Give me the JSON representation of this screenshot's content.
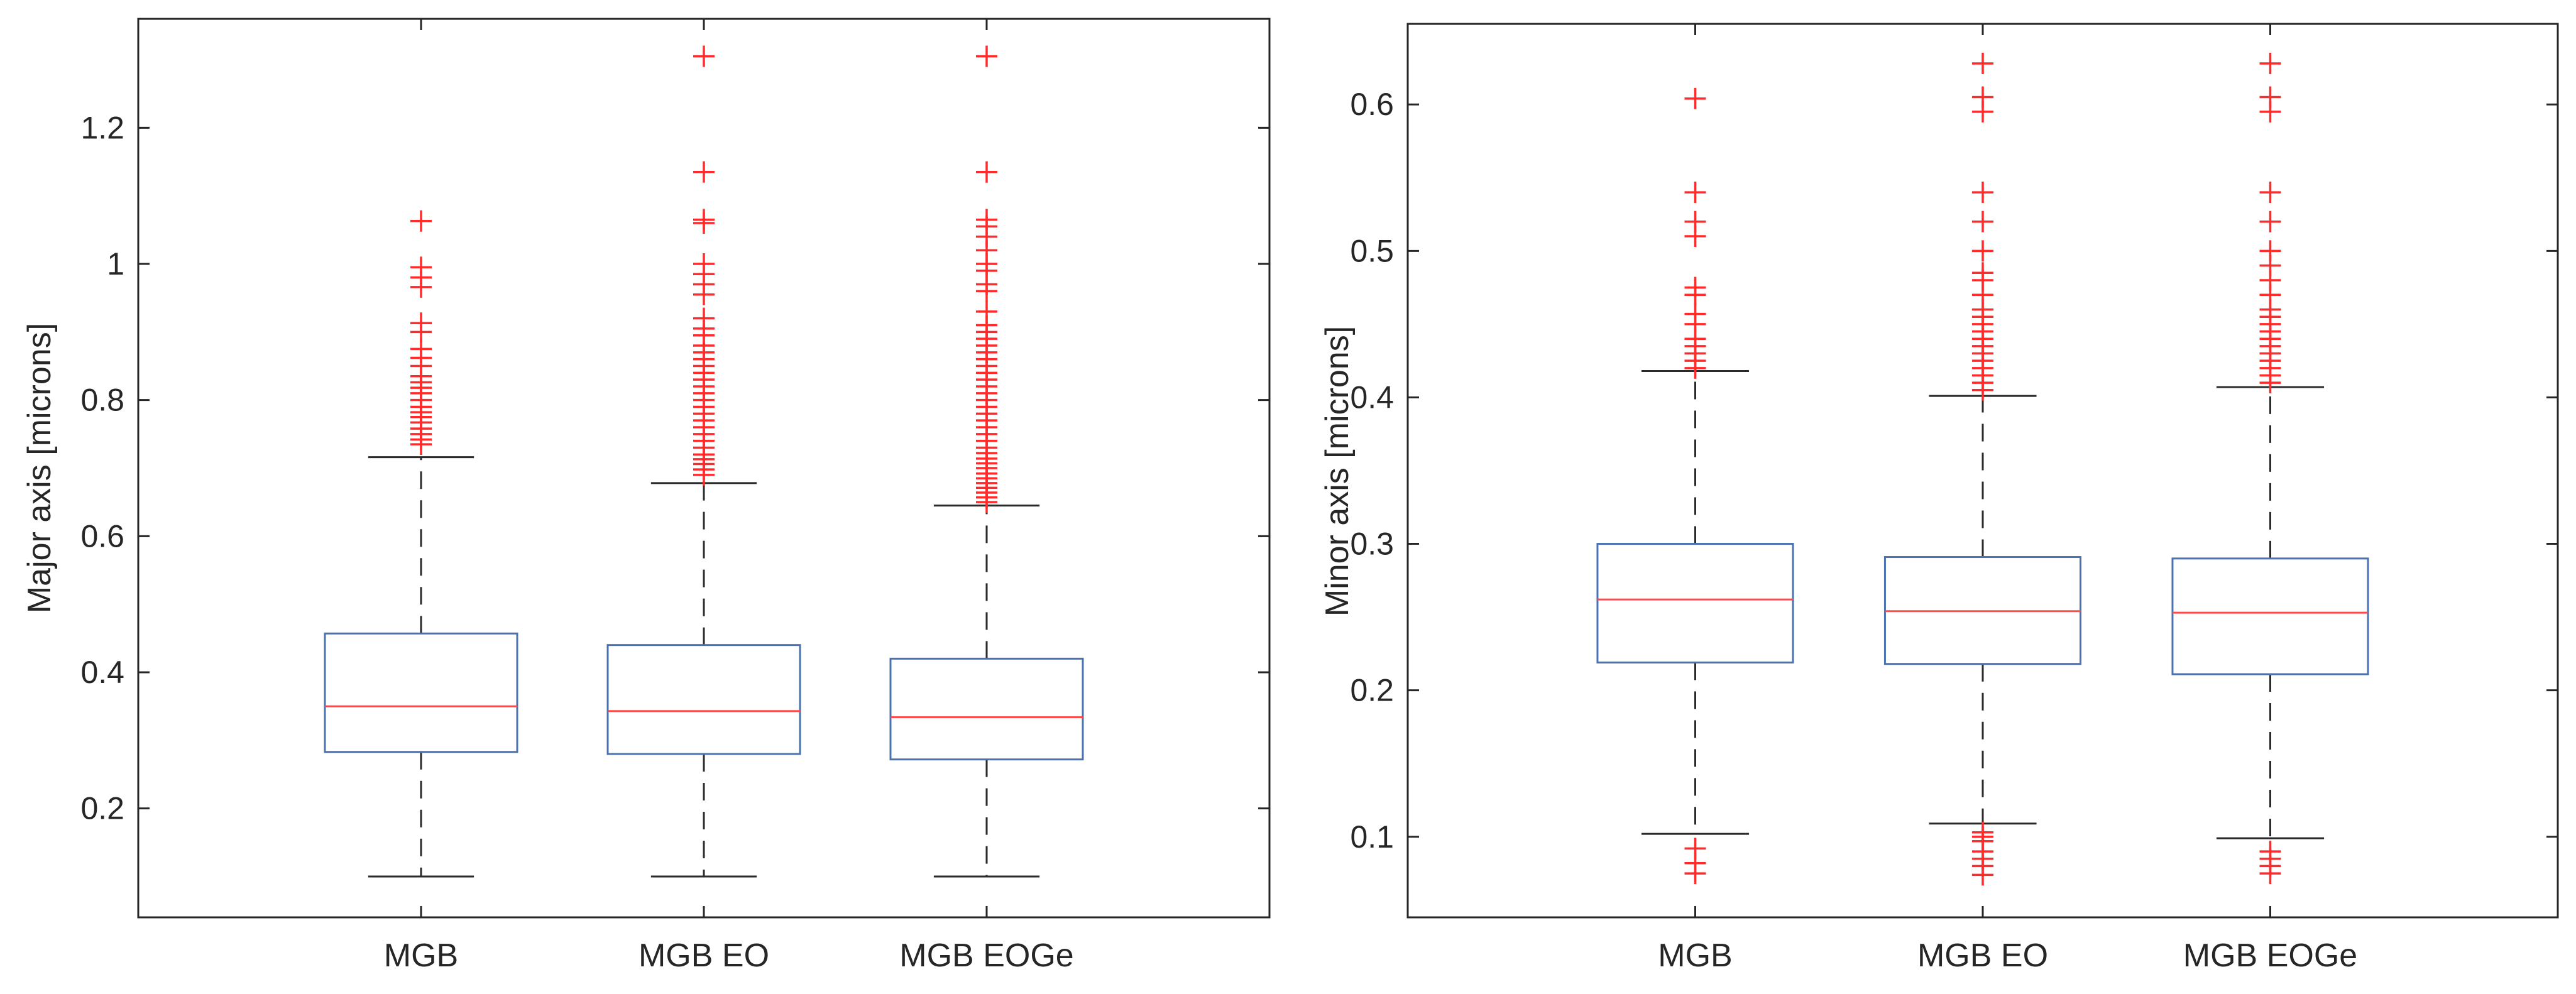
{
  "chart_data": [
    {
      "type": "box",
      "title": "",
      "xlabel": "",
      "ylabel": "Major axis [microns]",
      "ylim": [
        0.04,
        1.36
      ],
      "yticks": [
        0.2,
        0.4,
        0.6,
        0.8,
        1,
        1.2
      ],
      "ytick_labels": [
        "0.2",
        "0.4",
        "0.6",
        "0.8",
        "1",
        "1.2"
      ],
      "grid": false,
      "categories": [
        "MGB",
        "MGB EO",
        "MGB EOGe"
      ],
      "boxes": [
        {
          "name": "MGB",
          "whisker_low": 0.1,
          "q1": 0.283,
          "median": 0.35,
          "q3": 0.457,
          "whisker_high": 0.716,
          "outliers": [
            0.735,
            0.742,
            0.75,
            0.758,
            0.767,
            0.775,
            0.782,
            0.79,
            0.8,
            0.81,
            0.818,
            0.826,
            0.835,
            0.85,
            0.862,
            0.875,
            0.9,
            0.913,
            0.966,
            0.98,
            0.995,
            1.063
          ]
        },
        {
          "name": "MGB EO",
          "whisker_low": 0.1,
          "q1": 0.28,
          "median": 0.343,
          "q3": 0.44,
          "whisker_high": 0.678,
          "outliers": [
            0.69,
            0.698,
            0.706,
            0.713,
            0.72,
            0.73,
            0.74,
            0.75,
            0.76,
            0.77,
            0.78,
            0.79,
            0.8,
            0.81,
            0.82,
            0.83,
            0.84,
            0.85,
            0.86,
            0.87,
            0.88,
            0.895,
            0.905,
            0.92,
            0.955,
            0.97,
            0.985,
            1.0,
            1.06,
            1.065,
            1.135,
            1.305
          ]
        },
        {
          "name": "MGB EOGe",
          "whisker_low": 0.1,
          "q1": 0.272,
          "median": 0.334,
          "q3": 0.42,
          "whisker_high": 0.645,
          "outliers": [
            0.65,
            0.657,
            0.664,
            0.671,
            0.678,
            0.685,
            0.692,
            0.7,
            0.707,
            0.714,
            0.722,
            0.73,
            0.74,
            0.75,
            0.76,
            0.77,
            0.78,
            0.79,
            0.8,
            0.81,
            0.82,
            0.83,
            0.84,
            0.85,
            0.86,
            0.87,
            0.88,
            0.89,
            0.9,
            0.91,
            0.93,
            0.96,
            0.97,
            0.99,
            1.0,
            1.02,
            1.04,
            1.055,
            1.065,
            1.135,
            1.305
          ]
        }
      ]
    },
    {
      "type": "box",
      "title": "",
      "xlabel": "",
      "ylabel": "Minor axis [microns]",
      "ylim": [
        0.045,
        0.655
      ],
      "yticks": [
        0.1,
        0.2,
        0.3,
        0.4,
        0.5,
        0.6
      ],
      "ytick_labels": [
        "0.1",
        "0.2",
        "0.3",
        "0.4",
        "0.5",
        "0.6"
      ],
      "grid": false,
      "categories": [
        "MGB",
        "MGB EO",
        "MGB EOGe"
      ],
      "boxes": [
        {
          "name": "MGB",
          "whisker_low": 0.102,
          "q1": 0.219,
          "median": 0.262,
          "q3": 0.3,
          "whisker_high": 0.418,
          "outliers": [
            0.075,
            0.082,
            0.092,
            0.42,
            0.425,
            0.43,
            0.435,
            0.44,
            0.45,
            0.457,
            0.47,
            0.475,
            0.51,
            0.52,
            0.54,
            0.604
          ]
        },
        {
          "name": "MGB EO",
          "whisker_low": 0.109,
          "q1": 0.218,
          "median": 0.254,
          "q3": 0.291,
          "whisker_high": 0.401,
          "outliers": [
            0.074,
            0.08,
            0.085,
            0.09,
            0.097,
            0.1,
            0.103,
            0.405,
            0.41,
            0.415,
            0.42,
            0.425,
            0.43,
            0.435,
            0.44,
            0.445,
            0.45,
            0.455,
            0.46,
            0.47,
            0.48,
            0.485,
            0.5,
            0.52,
            0.54,
            0.595,
            0.605,
            0.628
          ]
        },
        {
          "name": "MGB EOGe",
          "whisker_low": 0.099,
          "q1": 0.211,
          "median": 0.253,
          "q3": 0.29,
          "whisker_high": 0.407,
          "outliers": [
            0.075,
            0.08,
            0.085,
            0.09,
            0.41,
            0.415,
            0.42,
            0.425,
            0.43,
            0.435,
            0.44,
            0.445,
            0.45,
            0.455,
            0.46,
            0.47,
            0.48,
            0.49,
            0.5,
            0.52,
            0.54,
            0.595,
            0.605,
            0.628
          ]
        }
      ]
    }
  ],
  "colors": {
    "box_edge": "#4a72b0",
    "median": "#ff4a4a",
    "whisker": "#2a2a2a",
    "outlier": "#ff2a2a",
    "axis": "#262626"
  }
}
--------------------------------------------------
Reproduce every record above exactly, omitting the pictures.

* **Response for this exercise**
Give me the JSON representation of this screenshot's content.
{
  "chart_data": [
    {
      "type": "box",
      "title": "",
      "xlabel": "",
      "ylabel": "Major axis [microns]",
      "ylim": [
        0.04,
        1.36
      ],
      "yticks": [
        0.2,
        0.4,
        0.6,
        0.8,
        1,
        1.2
      ],
      "ytick_labels": [
        "0.2",
        "0.4",
        "0.6",
        "0.8",
        "1",
        "1.2"
      ],
      "grid": false,
      "categories": [
        "MGB",
        "MGB EO",
        "MGB EOGe"
      ],
      "boxes": [
        {
          "name": "MGB",
          "whisker_low": 0.1,
          "q1": 0.283,
          "median": 0.35,
          "q3": 0.457,
          "whisker_high": 0.716,
          "outliers": [
            0.735,
            0.742,
            0.75,
            0.758,
            0.767,
            0.775,
            0.782,
            0.79,
            0.8,
            0.81,
            0.818,
            0.826,
            0.835,
            0.85,
            0.862,
            0.875,
            0.9,
            0.913,
            0.966,
            0.98,
            0.995,
            1.063
          ]
        },
        {
          "name": "MGB EO",
          "whisker_low": 0.1,
          "q1": 0.28,
          "median": 0.343,
          "q3": 0.44,
          "whisker_high": 0.678,
          "outliers": [
            0.69,
            0.698,
            0.706,
            0.713,
            0.72,
            0.73,
            0.74,
            0.75,
            0.76,
            0.77,
            0.78,
            0.79,
            0.8,
            0.81,
            0.82,
            0.83,
            0.84,
            0.85,
            0.86,
            0.87,
            0.88,
            0.895,
            0.905,
            0.92,
            0.955,
            0.97,
            0.985,
            1.0,
            1.06,
            1.065,
            1.135,
            1.305
          ]
        },
        {
          "name": "MGB EOGe",
          "whisker_low": 0.1,
          "q1": 0.272,
          "median": 0.334,
          "q3": 0.42,
          "whisker_high": 0.645,
          "outliers": [
            0.65,
            0.657,
            0.664,
            0.671,
            0.678,
            0.685,
            0.692,
            0.7,
            0.707,
            0.714,
            0.722,
            0.73,
            0.74,
            0.75,
            0.76,
            0.77,
            0.78,
            0.79,
            0.8,
            0.81,
            0.82,
            0.83,
            0.84,
            0.85,
            0.86,
            0.87,
            0.88,
            0.89,
            0.9,
            0.91,
            0.93,
            0.96,
            0.97,
            0.99,
            1.0,
            1.02,
            1.04,
            1.055,
            1.065,
            1.135,
            1.305
          ]
        }
      ]
    },
    {
      "type": "box",
      "title": "",
      "xlabel": "",
      "ylabel": "Minor axis [microns]",
      "ylim": [
        0.045,
        0.655
      ],
      "yticks": [
        0.1,
        0.2,
        0.3,
        0.4,
        0.5,
        0.6
      ],
      "ytick_labels": [
        "0.1",
        "0.2",
        "0.3",
        "0.4",
        "0.5",
        "0.6"
      ],
      "grid": false,
      "categories": [
        "MGB",
        "MGB EO",
        "MGB EOGe"
      ],
      "boxes": [
        {
          "name": "MGB",
          "whisker_low": 0.102,
          "q1": 0.219,
          "median": 0.262,
          "q3": 0.3,
          "whisker_high": 0.418,
          "outliers": [
            0.075,
            0.082,
            0.092,
            0.42,
            0.425,
            0.43,
            0.435,
            0.44,
            0.45,
            0.457,
            0.47,
            0.475,
            0.51,
            0.52,
            0.54,
            0.604
          ]
        },
        {
          "name": "MGB EO",
          "whisker_low": 0.109,
          "q1": 0.218,
          "median": 0.254,
          "q3": 0.291,
          "whisker_high": 0.401,
          "outliers": [
            0.074,
            0.08,
            0.085,
            0.09,
            0.097,
            0.1,
            0.103,
            0.405,
            0.41,
            0.415,
            0.42,
            0.425,
            0.43,
            0.435,
            0.44,
            0.445,
            0.45,
            0.455,
            0.46,
            0.47,
            0.48,
            0.485,
            0.5,
            0.52,
            0.54,
            0.595,
            0.605,
            0.628
          ]
        },
        {
          "name": "MGB EOGe",
          "whisker_low": 0.099,
          "q1": 0.211,
          "median": 0.253,
          "q3": 0.29,
          "whisker_high": 0.407,
          "outliers": [
            0.075,
            0.08,
            0.085,
            0.09,
            0.41,
            0.415,
            0.42,
            0.425,
            0.43,
            0.435,
            0.44,
            0.445,
            0.45,
            0.455,
            0.46,
            0.47,
            0.48,
            0.49,
            0.5,
            0.52,
            0.54,
            0.595,
            0.605,
            0.628
          ]
        }
      ]
    }
  ],
  "colors": {
    "box_edge": "#4a72b0",
    "median": "#ff4a4a",
    "whisker": "#2a2a2a",
    "outlier": "#ff2a2a",
    "axis": "#262626"
  }
}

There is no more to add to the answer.